Data items
◇ ◇ ◇ ◇

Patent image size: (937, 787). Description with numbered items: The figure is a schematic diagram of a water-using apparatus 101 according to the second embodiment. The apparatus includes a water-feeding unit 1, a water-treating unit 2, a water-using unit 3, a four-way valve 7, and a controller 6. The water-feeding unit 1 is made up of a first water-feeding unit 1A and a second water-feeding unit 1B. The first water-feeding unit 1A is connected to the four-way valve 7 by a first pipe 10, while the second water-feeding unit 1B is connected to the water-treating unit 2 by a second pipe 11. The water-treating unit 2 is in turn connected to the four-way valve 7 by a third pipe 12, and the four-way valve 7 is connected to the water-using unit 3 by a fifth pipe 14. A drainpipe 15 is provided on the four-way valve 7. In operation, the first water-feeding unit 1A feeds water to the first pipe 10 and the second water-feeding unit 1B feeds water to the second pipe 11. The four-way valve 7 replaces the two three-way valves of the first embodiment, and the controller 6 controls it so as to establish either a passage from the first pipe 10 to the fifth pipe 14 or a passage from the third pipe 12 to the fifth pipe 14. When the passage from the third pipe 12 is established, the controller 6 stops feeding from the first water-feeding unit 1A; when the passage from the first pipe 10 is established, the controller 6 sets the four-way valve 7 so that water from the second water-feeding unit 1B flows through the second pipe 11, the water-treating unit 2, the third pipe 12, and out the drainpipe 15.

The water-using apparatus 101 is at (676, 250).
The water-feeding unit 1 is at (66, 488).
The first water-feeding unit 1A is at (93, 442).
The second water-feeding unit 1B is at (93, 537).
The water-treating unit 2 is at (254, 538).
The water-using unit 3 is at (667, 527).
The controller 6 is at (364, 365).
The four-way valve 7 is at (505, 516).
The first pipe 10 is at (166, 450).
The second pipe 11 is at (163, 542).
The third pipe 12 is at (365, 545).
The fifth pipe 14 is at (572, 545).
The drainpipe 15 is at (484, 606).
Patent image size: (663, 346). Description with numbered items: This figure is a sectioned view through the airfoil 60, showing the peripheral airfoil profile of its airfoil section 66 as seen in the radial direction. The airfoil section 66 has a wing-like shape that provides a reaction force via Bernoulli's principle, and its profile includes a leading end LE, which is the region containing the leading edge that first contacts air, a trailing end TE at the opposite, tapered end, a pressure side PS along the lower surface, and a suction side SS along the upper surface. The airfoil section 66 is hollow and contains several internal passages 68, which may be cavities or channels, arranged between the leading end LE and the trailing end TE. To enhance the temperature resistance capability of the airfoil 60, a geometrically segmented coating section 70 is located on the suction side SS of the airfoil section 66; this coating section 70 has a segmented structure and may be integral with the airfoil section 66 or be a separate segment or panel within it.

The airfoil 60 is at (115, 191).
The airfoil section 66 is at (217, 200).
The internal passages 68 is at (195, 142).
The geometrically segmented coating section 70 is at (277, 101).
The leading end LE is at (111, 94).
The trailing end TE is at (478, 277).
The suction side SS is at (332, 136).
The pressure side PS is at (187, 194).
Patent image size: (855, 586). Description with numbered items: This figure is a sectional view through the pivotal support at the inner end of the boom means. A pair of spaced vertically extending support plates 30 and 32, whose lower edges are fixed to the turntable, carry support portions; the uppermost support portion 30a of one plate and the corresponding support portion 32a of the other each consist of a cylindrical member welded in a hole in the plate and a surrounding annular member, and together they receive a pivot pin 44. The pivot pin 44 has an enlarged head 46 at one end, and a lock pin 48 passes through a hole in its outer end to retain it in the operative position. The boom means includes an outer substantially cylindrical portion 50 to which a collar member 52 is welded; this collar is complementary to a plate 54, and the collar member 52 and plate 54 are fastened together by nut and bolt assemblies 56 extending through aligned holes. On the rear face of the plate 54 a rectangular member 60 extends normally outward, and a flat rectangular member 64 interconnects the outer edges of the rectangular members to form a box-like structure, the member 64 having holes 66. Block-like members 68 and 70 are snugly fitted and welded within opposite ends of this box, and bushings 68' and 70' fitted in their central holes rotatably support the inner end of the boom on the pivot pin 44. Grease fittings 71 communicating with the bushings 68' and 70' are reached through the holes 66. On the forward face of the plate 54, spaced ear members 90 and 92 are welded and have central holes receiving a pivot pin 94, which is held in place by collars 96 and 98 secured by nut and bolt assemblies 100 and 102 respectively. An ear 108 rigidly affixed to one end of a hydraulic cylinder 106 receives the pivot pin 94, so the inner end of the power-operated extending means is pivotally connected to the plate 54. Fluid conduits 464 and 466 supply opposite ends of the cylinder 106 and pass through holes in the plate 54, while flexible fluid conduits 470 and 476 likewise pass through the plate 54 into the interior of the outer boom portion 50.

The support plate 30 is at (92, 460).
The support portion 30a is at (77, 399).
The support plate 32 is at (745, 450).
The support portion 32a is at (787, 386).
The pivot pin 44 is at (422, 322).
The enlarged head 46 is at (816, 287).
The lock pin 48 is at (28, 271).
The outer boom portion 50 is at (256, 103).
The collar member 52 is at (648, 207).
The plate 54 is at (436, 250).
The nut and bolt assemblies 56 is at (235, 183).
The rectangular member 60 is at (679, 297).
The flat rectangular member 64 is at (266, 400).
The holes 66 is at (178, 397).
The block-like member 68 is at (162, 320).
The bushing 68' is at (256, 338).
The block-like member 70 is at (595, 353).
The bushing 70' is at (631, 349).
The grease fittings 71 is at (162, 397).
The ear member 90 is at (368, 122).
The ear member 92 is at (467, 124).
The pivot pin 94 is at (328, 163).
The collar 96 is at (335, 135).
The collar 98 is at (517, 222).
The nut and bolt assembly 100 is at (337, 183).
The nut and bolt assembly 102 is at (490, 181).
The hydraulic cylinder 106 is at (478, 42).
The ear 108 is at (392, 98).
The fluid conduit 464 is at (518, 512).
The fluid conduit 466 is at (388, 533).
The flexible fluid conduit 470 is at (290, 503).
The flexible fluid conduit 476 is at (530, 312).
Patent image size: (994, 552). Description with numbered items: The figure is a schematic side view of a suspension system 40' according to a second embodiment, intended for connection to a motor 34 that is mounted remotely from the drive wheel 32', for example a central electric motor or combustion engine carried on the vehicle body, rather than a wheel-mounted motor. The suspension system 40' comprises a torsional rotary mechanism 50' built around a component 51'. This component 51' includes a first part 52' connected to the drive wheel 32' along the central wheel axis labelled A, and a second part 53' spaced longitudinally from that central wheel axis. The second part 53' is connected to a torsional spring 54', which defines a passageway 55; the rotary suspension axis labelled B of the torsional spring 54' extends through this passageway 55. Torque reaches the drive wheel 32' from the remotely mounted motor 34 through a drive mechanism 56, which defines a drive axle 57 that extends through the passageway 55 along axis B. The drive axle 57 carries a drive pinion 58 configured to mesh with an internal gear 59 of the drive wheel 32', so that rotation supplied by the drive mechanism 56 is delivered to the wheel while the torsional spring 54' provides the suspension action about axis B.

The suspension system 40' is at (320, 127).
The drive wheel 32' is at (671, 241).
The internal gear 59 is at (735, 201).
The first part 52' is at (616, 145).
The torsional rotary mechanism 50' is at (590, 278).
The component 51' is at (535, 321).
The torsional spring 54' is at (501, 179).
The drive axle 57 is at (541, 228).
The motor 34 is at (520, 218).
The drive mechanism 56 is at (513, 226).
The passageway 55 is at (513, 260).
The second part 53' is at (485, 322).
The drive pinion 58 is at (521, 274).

◇ ◇ ◇ ◇

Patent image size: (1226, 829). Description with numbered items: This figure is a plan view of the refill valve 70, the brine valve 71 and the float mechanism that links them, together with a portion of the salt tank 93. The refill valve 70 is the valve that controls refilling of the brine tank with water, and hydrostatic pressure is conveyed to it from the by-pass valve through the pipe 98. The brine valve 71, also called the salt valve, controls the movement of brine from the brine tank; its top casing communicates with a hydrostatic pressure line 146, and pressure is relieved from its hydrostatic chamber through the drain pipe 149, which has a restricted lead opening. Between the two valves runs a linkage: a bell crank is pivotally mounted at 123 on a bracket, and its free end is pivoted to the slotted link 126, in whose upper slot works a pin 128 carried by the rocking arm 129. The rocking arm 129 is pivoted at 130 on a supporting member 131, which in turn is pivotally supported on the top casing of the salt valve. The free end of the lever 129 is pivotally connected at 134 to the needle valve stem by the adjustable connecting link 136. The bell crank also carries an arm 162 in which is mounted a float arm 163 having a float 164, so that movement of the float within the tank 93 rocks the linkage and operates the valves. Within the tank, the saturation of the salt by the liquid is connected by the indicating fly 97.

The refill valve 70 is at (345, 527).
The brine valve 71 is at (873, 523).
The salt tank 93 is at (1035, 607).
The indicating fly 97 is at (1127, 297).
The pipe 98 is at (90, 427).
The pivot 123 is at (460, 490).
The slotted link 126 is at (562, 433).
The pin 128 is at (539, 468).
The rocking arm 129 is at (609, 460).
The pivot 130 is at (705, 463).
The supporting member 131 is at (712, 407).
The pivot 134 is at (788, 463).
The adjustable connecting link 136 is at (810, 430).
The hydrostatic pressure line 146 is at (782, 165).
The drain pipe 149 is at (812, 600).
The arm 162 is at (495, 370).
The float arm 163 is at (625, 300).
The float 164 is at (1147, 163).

◇ ◇ ◇ ◇

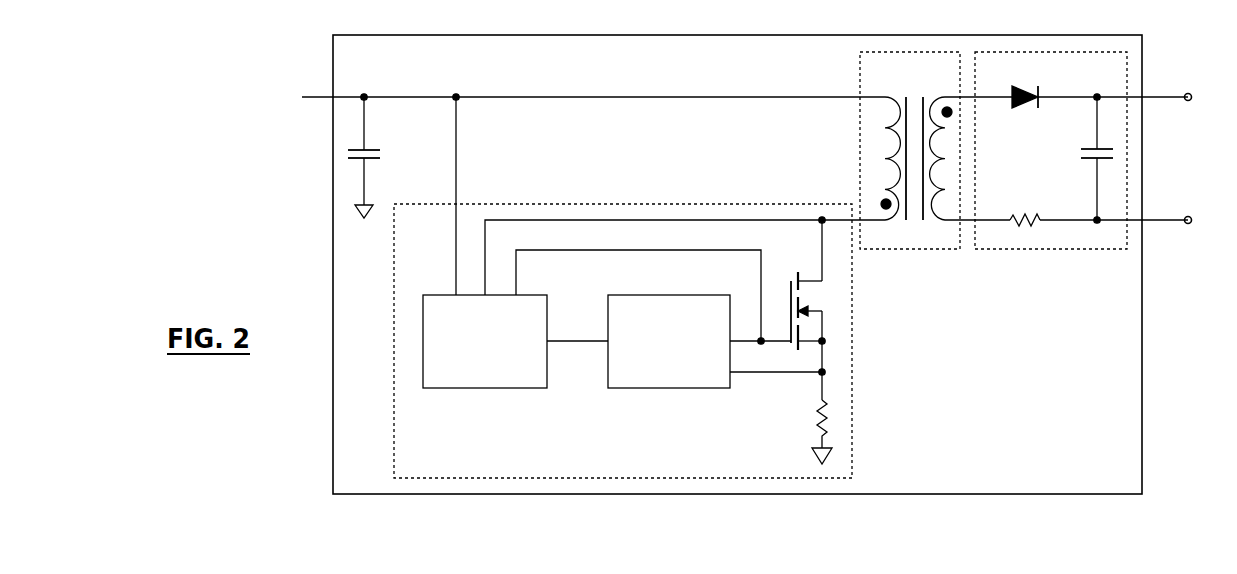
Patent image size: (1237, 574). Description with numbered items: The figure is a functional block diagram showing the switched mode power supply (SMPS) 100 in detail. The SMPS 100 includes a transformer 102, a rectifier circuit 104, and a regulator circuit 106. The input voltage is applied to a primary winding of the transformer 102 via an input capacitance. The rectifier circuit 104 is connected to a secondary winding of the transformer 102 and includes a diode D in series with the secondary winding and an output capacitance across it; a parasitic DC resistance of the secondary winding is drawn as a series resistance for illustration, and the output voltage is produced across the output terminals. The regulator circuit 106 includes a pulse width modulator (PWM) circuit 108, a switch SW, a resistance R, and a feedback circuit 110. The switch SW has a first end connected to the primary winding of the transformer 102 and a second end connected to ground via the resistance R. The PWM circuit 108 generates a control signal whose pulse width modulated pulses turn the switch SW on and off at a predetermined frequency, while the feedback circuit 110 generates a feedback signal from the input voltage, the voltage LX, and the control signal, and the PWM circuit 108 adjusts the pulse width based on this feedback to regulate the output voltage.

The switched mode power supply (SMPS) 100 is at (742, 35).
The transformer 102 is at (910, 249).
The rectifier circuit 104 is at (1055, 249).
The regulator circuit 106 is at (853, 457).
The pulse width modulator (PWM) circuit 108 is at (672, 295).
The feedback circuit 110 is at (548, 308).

◇ ◇ ◇ ◇

Do this - Locate every line in the material above that contains the word "modulator", and copy each of those lines in full. Case counts, so only lines with that exact capitalization qualify.

Completed exercise -
Patent image size: (1237, 574). Description with numbered items: The figure is a functional block diagram showing the switched mode power supply (SMPS) 100 in detail. The SMPS 100 includes a transformer 102, a rectifier circuit 104, and a regulator circuit 106. The input voltage is applied to a primary winding of the transformer 102 via an input capacitance. The rectifier circuit 104 is connected to a secondary winding of the transformer 102 and includes a diode D in series with the secondary winding and an output capacitance across it; a parasitic DC resistance of the secondary winding is drawn as a series resistance for illustration, and the output voltage is produced across the output terminals. The regulator circuit 106 includes a pulse width modulator (PWM) circuit 108, a switch SW, a resistance R, and a feedback circuit 110. The switch SW has a first end connected to the primary winding of the transformer 102 and a second end connected to ground via the resistance R. The PWM circuit 108 generates a control signal whose pulse width modulated pulses turn the switch SW on and off at a predetermined frequency, while the feedback circuit 110 generates a feedback signal from the input voltage, the voltage LX, and the control signal, and the PWM circuit 108 adjusts the pulse width based on this feedback to regulate the output voltage.
The pulse width modulator (PWM) circuit 108 is at (672, 295).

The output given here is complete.